:: INSTRUCTIONS TO FOLLOW ::
Find the lines containing the word "جيجابايت" and copy every one of them.

:: AVAILABLE RECORDS ::
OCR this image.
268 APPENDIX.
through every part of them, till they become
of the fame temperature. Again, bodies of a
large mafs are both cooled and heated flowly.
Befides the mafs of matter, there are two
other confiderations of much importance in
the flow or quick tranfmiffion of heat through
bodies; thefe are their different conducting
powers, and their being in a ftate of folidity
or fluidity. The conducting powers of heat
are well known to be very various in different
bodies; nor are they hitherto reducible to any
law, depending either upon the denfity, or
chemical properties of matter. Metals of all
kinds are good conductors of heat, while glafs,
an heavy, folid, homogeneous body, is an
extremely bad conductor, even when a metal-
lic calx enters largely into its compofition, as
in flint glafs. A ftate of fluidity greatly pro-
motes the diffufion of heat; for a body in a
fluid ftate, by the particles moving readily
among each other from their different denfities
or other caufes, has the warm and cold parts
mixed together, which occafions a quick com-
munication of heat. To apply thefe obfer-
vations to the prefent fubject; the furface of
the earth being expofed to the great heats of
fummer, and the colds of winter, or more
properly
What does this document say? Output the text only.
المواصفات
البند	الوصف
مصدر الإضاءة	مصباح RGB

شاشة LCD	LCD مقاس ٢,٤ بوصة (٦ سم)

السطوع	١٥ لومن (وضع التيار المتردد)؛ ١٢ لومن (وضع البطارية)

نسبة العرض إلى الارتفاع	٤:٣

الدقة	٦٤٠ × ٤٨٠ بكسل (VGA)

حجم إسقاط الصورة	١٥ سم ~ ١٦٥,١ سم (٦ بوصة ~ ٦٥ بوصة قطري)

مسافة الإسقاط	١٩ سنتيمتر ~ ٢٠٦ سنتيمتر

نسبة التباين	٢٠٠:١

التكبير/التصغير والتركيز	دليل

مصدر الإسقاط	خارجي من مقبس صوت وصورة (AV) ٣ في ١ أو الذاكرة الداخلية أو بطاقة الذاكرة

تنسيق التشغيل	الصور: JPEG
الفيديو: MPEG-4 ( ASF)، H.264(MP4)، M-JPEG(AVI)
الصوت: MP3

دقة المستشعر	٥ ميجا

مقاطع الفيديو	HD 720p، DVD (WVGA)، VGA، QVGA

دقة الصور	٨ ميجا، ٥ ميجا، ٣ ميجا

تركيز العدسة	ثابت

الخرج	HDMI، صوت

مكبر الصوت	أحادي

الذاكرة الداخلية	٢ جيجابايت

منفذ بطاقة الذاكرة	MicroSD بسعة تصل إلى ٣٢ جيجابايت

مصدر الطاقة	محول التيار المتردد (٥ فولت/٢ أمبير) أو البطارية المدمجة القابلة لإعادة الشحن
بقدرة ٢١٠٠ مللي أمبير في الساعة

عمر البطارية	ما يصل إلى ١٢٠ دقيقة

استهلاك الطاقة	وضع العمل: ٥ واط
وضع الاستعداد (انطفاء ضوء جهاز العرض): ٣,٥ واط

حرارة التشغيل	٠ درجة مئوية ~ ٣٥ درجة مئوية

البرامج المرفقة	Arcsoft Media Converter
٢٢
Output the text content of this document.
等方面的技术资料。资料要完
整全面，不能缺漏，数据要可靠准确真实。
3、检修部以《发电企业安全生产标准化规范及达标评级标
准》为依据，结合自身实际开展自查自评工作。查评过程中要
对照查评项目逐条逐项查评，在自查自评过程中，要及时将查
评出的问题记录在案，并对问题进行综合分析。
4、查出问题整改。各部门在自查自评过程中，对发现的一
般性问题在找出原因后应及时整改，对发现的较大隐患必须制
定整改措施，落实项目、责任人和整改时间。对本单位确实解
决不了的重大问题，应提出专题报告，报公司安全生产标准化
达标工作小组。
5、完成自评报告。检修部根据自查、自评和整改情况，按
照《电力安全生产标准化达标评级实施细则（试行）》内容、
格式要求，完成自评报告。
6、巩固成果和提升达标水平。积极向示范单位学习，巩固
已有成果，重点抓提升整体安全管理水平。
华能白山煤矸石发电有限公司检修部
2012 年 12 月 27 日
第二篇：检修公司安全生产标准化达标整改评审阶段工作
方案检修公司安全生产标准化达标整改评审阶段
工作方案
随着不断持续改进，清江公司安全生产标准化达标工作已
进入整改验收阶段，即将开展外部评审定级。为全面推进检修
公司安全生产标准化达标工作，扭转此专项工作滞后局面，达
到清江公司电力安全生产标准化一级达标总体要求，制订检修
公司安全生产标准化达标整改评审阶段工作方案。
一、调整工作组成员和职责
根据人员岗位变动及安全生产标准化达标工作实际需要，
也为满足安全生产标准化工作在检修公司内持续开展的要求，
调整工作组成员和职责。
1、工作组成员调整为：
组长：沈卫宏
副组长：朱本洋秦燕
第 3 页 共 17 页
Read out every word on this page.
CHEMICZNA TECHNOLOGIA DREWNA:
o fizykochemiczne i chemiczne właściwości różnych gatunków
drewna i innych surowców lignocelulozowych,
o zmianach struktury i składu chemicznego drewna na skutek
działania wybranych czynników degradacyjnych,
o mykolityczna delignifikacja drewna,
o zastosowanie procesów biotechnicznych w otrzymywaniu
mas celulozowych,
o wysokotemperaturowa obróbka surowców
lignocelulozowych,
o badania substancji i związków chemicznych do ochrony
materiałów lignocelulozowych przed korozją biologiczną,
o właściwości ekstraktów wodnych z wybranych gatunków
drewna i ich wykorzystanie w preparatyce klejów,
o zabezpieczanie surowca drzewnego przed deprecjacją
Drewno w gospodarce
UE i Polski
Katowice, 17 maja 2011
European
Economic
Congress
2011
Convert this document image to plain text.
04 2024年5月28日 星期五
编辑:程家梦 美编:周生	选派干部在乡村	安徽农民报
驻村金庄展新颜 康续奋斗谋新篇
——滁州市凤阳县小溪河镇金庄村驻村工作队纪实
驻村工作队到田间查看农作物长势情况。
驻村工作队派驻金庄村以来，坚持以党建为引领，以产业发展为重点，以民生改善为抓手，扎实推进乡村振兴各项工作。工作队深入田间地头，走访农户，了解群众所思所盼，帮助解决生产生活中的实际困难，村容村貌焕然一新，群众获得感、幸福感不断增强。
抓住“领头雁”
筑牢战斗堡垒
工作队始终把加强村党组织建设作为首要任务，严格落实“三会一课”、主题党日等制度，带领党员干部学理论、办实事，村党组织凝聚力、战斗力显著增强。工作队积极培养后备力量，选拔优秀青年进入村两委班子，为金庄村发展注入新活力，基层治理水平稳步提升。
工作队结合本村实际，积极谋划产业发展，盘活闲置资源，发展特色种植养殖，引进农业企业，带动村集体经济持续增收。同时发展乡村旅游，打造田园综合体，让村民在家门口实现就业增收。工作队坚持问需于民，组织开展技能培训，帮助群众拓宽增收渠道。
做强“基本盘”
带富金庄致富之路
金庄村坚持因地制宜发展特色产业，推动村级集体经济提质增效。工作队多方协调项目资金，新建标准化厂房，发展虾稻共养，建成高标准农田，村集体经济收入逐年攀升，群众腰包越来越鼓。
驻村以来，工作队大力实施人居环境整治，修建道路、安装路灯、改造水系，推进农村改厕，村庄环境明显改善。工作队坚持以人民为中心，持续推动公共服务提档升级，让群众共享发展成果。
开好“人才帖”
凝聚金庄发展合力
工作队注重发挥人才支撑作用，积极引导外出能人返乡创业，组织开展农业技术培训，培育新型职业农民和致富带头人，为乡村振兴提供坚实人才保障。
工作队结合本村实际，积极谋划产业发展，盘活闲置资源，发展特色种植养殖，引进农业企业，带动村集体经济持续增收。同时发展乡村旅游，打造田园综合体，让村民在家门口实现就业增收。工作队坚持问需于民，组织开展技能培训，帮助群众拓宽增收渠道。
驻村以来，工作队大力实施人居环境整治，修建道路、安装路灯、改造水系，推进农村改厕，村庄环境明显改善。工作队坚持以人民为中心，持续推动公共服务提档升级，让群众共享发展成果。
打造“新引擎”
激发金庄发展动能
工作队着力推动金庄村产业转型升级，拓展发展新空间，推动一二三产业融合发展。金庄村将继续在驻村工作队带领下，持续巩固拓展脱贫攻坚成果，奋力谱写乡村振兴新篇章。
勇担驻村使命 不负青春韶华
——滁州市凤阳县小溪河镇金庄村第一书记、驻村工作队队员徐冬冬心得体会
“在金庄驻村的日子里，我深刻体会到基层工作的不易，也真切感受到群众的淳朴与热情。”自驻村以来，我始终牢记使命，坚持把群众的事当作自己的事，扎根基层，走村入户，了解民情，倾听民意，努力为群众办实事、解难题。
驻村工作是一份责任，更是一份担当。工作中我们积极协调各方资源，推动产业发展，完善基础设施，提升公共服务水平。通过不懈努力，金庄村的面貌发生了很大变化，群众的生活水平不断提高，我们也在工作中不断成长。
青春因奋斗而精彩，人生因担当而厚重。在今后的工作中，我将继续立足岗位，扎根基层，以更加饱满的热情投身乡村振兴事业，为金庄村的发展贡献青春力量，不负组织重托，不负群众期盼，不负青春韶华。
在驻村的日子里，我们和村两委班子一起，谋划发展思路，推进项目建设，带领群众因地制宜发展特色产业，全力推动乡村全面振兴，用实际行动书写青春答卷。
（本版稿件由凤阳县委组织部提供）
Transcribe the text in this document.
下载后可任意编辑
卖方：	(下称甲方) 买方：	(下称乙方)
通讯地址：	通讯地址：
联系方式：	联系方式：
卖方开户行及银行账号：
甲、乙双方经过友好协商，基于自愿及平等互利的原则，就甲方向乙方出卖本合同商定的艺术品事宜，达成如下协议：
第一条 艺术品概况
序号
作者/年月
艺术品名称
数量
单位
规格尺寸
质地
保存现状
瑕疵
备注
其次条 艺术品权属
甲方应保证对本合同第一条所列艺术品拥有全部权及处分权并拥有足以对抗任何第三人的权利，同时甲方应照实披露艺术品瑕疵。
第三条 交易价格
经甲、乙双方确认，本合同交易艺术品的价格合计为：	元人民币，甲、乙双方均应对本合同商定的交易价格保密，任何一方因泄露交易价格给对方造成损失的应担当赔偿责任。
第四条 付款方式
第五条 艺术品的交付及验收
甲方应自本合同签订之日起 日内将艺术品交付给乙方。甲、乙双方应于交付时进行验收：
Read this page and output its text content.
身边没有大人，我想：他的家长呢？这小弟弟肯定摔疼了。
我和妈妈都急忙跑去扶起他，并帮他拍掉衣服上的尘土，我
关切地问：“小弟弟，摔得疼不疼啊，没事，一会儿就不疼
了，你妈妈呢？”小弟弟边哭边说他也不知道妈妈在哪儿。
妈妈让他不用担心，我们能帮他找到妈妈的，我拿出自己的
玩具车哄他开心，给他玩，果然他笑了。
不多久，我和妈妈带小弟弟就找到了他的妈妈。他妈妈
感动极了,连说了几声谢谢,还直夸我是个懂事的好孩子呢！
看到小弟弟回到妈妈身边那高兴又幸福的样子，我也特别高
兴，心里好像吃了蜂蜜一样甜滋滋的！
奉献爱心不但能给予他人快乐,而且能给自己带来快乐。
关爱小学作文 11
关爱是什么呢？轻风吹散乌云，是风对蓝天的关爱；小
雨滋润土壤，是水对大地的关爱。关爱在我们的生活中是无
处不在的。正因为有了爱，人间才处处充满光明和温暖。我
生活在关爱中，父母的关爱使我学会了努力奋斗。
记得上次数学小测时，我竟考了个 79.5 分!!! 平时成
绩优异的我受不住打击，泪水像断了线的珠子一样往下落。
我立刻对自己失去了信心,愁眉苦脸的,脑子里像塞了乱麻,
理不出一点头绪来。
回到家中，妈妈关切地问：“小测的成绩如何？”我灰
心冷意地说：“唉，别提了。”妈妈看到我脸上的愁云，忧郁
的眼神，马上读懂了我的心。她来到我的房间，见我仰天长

:: SOLUTION TO THIS PROBLEM ::
الذاكرة الداخلية	٢ جيجابايت
منفذ بطاقة الذاكرة	MicroSD بسعة تصل إلى ٣٢ جيجابايت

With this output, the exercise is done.